WHAT YOU HAVE TO DO
Output the records exactly as they appear, with no pictures included.

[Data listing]
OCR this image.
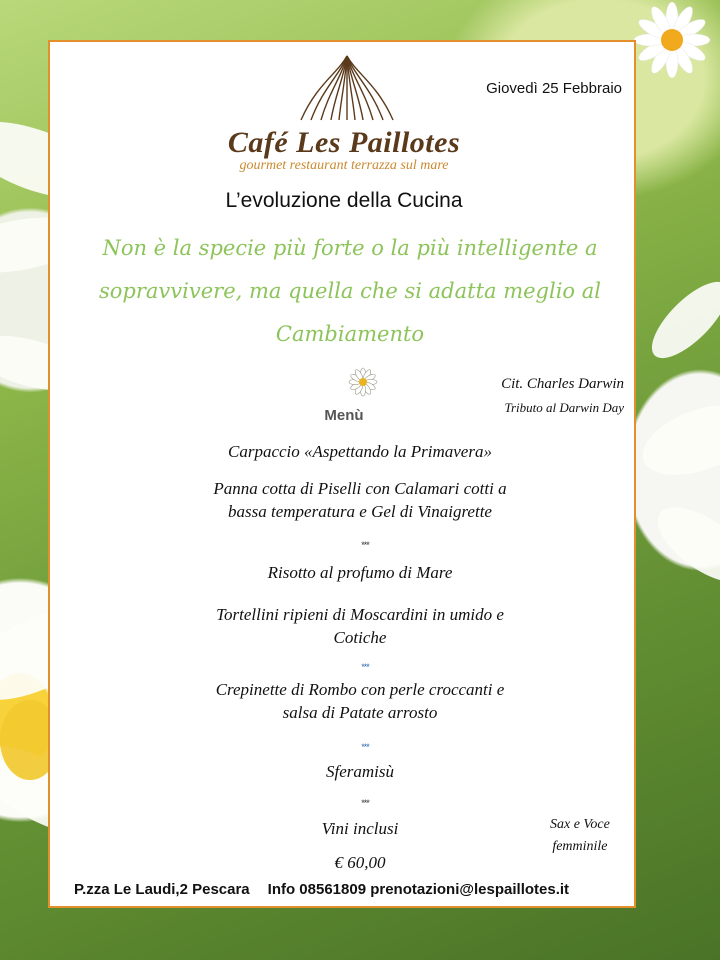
Giovedì 25 Febbraio
Café Les Paillotes
gourmet restaurant terrazza sul mare
L’evoluzione della Cucina
Non è la specie più forte o la più intelligente a
sopravvivere, ma quella che si adatta meglio al
Cambiamento
Cit. Charles Darwin
Tributo al Darwin Day
Menù
Carpaccio «Aspettando la Primavera»
Panna cotta di Piselli con Calamari cotti a
bassa temperatura e Gel di Vinaigrette
***
Risotto al profumo di Mare
Tortellini ripieni di Moscardini in umido e
Cotiche
***
Crepinette di Rombo con perle croccanti e
salsa di Patate arrosto
***
Sferamisù
***
Vini inclusi
€ 60,00
Sax e Voce
femminile
P.zza Le Laudi,2 Pescara Info 08561809 prenotazioni@lespaillotes.it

EXERCISE RESPONSE
OCR this image.
Giovedì 25 Febbraio
Café Les Paillotes
gourmet restaurant terrazza sul mare
L’evoluzione della Cucina
Non è la specie più forte o la più intelligente a
sopravvivere, ma quella che si adatta meglio al
Cambiamento
Cit. Charles Darwin
Tributo al Darwin Day
Menù
Carpaccio «Aspettando la Primavera»
Panna cotta di Piselli con Calamari cotti a
bassa temperatura e Gel di Vinaigrette
***
Risotto al profumo di Mare
Tortellini ripieni di Moscardini in umido e
Cotiche
***
Crepinette di Rombo con perle croccanti e
salsa di Patate arrosto
***
Sferamisù
***
Vini inclusi
€ 60,00
Sax e Voce
femminile
P.zza Le Laudi,2 Pescara Info 08561809 prenotazioni@lespaillotes.it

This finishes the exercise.